## [What the task requires]
For each line of the data below that holds "Cabezas", copy the line.
═══ Stored data
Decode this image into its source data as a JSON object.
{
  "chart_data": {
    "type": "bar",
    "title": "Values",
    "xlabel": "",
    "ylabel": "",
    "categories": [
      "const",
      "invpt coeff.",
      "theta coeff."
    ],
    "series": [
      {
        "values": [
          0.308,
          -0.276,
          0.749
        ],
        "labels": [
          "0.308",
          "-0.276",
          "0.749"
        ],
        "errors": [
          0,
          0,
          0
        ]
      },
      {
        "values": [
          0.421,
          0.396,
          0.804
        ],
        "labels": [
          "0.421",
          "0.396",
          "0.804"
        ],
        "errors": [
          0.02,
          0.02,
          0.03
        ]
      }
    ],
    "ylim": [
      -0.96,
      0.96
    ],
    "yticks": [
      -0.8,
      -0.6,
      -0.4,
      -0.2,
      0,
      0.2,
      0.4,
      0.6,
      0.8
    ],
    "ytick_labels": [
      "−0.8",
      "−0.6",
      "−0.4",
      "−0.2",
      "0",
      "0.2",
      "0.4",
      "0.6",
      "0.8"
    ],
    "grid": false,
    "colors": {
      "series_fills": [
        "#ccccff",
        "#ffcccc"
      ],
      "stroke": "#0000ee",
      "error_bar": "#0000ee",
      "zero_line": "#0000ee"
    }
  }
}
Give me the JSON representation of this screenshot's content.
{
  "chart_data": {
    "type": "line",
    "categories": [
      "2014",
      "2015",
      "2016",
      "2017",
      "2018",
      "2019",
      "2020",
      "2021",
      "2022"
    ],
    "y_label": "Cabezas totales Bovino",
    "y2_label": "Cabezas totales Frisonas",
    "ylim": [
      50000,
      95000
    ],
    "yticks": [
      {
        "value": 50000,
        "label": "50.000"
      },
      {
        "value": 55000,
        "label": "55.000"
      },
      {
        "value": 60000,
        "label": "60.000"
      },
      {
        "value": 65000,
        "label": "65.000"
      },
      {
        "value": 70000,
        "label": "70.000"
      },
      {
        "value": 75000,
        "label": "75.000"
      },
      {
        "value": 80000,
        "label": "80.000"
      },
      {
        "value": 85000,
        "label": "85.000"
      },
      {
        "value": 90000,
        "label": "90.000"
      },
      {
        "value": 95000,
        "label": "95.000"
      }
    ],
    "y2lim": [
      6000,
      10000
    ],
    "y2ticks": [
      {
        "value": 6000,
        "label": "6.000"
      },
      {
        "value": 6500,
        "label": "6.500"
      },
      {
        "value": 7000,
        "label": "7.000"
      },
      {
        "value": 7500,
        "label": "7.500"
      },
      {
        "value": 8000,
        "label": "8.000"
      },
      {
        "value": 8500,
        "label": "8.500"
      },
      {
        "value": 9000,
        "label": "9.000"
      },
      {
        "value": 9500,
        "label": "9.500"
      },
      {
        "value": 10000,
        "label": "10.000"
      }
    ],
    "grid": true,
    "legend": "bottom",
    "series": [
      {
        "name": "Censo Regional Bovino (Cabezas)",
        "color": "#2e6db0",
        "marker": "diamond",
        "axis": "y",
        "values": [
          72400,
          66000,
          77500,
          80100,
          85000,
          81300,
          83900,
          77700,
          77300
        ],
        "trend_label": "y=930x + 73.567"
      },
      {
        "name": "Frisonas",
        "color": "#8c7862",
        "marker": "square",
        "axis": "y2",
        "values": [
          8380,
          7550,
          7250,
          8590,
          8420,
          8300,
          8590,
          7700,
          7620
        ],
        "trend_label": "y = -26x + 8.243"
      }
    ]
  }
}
══════
## [Correct response]
    "y_label": "Cabezas totales Bovino",
    "y2_label": "Cabezas totales Frisonas",
        "name": "Censo Regional Bovino (Cabezas)",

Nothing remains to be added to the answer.